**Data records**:

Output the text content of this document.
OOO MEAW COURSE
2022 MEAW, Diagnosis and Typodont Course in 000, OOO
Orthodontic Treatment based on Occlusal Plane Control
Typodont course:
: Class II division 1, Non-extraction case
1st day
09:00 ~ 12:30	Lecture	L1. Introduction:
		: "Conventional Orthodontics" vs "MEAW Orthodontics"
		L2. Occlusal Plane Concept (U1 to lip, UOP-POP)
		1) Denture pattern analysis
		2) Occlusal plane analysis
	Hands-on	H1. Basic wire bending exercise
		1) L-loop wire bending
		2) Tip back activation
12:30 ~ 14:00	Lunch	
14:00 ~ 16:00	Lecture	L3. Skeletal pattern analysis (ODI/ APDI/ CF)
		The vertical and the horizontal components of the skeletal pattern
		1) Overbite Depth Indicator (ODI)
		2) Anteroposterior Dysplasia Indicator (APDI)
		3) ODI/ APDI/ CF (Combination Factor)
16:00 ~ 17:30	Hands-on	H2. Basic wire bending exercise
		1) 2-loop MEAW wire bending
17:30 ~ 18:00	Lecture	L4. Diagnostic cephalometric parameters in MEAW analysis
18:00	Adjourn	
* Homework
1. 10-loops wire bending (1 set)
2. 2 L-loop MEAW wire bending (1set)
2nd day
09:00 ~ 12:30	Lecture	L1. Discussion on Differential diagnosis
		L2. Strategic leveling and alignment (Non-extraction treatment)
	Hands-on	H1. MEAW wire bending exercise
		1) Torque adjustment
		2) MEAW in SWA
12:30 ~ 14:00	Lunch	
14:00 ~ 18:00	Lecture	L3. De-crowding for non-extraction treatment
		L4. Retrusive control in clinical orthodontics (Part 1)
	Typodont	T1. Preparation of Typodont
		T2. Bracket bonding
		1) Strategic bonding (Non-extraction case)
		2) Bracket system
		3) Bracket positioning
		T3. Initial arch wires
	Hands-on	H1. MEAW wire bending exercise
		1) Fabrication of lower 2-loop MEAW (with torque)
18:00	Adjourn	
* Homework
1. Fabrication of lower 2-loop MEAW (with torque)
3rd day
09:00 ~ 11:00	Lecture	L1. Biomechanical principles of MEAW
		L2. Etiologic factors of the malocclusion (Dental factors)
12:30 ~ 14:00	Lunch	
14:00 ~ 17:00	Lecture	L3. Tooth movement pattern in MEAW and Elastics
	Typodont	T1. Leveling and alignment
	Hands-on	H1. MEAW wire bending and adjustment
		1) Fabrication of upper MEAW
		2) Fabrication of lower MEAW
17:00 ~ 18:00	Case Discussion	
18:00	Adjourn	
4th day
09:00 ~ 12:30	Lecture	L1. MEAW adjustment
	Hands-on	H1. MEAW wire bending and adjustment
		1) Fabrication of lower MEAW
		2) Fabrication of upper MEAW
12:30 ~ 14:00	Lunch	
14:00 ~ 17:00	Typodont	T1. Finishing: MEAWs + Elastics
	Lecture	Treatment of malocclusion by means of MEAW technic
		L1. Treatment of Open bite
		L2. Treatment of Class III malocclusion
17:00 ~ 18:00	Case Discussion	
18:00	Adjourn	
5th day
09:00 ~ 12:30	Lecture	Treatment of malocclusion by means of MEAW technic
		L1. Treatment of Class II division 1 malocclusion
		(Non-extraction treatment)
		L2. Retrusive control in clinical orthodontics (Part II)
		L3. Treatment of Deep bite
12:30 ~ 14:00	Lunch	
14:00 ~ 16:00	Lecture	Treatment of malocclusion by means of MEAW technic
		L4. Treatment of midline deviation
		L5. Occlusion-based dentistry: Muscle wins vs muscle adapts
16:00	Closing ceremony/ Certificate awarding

**Do this**: Using the data above, reproduce every line exactly.

**Exercise result**:
Output the text content of this document.
OOO MEAW COURSE
2022 MEAW, Diagnosis and Typodont Course in 000, OOO
Orthodontic Treatment based on Occlusal Plane Control
Typodont course:
: Class II division 1, Non-extraction case
1st day
09:00 ~ 12:30	Lecture	L1. Introduction:
		: "Conventional Orthodontics" vs "MEAW Orthodontics"
		L2. Occlusal Plane Concept (U1 to lip, UOP-POP)
		1) Denture pattern analysis
		2) Occlusal plane analysis
	Hands-on	H1. Basic wire bending exercise
		1) L-loop wire bending
		2) Tip back activation
12:30 ~ 14:00	Lunch	
14:00 ~ 16:00	Lecture	L3. Skeletal pattern analysis (ODI/ APDI/ CF)
		The vertical and the horizontal components of the skeletal pattern
		1) Overbite Depth Indicator (ODI)
		2) Anteroposterior Dysplasia Indicator (APDI)
		3) ODI/ APDI/ CF (Combination Factor)
16:00 ~ 17:30	Hands-on	H2. Basic wire bending exercise
		1) 2-loop MEAW wire bending
17:30 ~ 18:00	Lecture	L4. Diagnostic cephalometric parameters in MEAW analysis
18:00	Adjourn	
* Homework
1. 10-loops wire bending (1 set)
2. 2 L-loop MEAW wire bending (1set)
2nd day
09:00 ~ 12:30	Lecture	L1. Discussion on Differential diagnosis
		L2. Strategic leveling and alignment (Non-extraction treatment)
	Hands-on	H1. MEAW wire bending exercise
		1) Torque adjustment
		2) MEAW in SWA
12:30 ~ 14:00	Lunch	
14:00 ~ 18:00	Lecture	L3. De-crowding for non-extraction treatment
		L4. Retrusive control in clinical orthodontics (Part 1)
	Typodont	T1. Preparation of Typodont
		T2. Bracket bonding
		1) Strategic bonding (Non-extraction case)
		2) Bracket system
		3) Bracket positioning
		T3. Initial arch wires
	Hands-on	H1. MEAW wire bending exercise
		1) Fabrication of lower 2-loop MEAW (with torque)
18:00	Adjourn	
* Homework
1. Fabrication of lower 2-loop MEAW (with torque)
3rd day
09:00 ~ 11:00	Lecture	L1. Biomechanical principles of MEAW
		L2. Etiologic factors of the malocclusion (Dental factors)
12:30 ~ 14:00	Lunch	
14:00 ~ 17:00	Lecture	L3. Tooth movement pattern in MEAW and Elastics
	Typodont	T1. Leveling and alignment
	Hands-on	H1. MEAW wire bending and adjustment
		1) Fabrication of upper MEAW
		2) Fabrication of lower MEAW
17:00 ~ 18:00	Case Discussion	
18:00	Adjourn	
4th day
09:00 ~ 12:30	Lecture	L1. MEAW adjustment
	Hands-on	H1. MEAW wire bending and adjustment
		1) Fabrication of lower MEAW
		2) Fabrication of upper MEAW
12:30 ~ 14:00	Lunch	
14:00 ~ 17:00	Typodont	T1. Finishing: MEAWs + Elastics
	Lecture	Treatment of malocclusion by means of MEAW technic
		L1. Treatment of Open bite
		L2. Treatment of Class III malocclusion
17:00 ~ 18:00	Case Discussion	
18:00	Adjourn	
5th day
09:00 ~ 12:30	Lecture	Treatment of malocclusion by means of MEAW technic
		L1. Treatment of Class II division 1 malocclusion
		(Non-extraction treatment)
		L2. Retrusive control in clinical orthodontics (Part II)
		L3. Treatment of Deep bite
12:30 ~ 14:00	Lunch	
14:00 ~ 16:00	Lecture	Treatment of malocclusion by means of MEAW technic
		L4. Treatment of midline deviation
		L5. Occlusion-based dentistry: Muscle wins vs muscle adapts
16:00	Closing ceremony/ Certificate awarding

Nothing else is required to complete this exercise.